TASK TO COMPLETE
Please output the lines shown below exactly as they appear.

GIVEN DATA
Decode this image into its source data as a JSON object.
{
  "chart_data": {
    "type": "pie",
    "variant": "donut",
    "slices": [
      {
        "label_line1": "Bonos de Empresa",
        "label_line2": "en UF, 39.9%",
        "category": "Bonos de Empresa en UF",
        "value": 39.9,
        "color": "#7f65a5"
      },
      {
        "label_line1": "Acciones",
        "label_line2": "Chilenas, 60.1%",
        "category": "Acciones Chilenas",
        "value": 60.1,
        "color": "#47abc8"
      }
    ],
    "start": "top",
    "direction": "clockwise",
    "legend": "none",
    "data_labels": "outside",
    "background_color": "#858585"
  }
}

RESPONSE TO THE EXERCISE
Decode this image into its source data as a JSON object.
{
  "chart_data": {
    "type": "pie",
    "variant": "donut",
    "slices": [
      {
        "label_line1": "Bonos de Empresa",
        "label_line2": "en UF, 39.9%",
        "category": "Bonos de Empresa en UF",
        "value": 39.9,
        "color": "#7f65a5"
      },
      {
        "label_line1": "Acciones",
        "label_line2": "Chilenas, 60.1%",
        "category": "Acciones Chilenas",
        "value": 60.1,
        "color": "#47abc8"
      }
    ],
    "start": "top",
    "direction": "clockwise",
    "legend": "none",
    "data_labels": "outside",
    "background_color": "#858585"
  }
}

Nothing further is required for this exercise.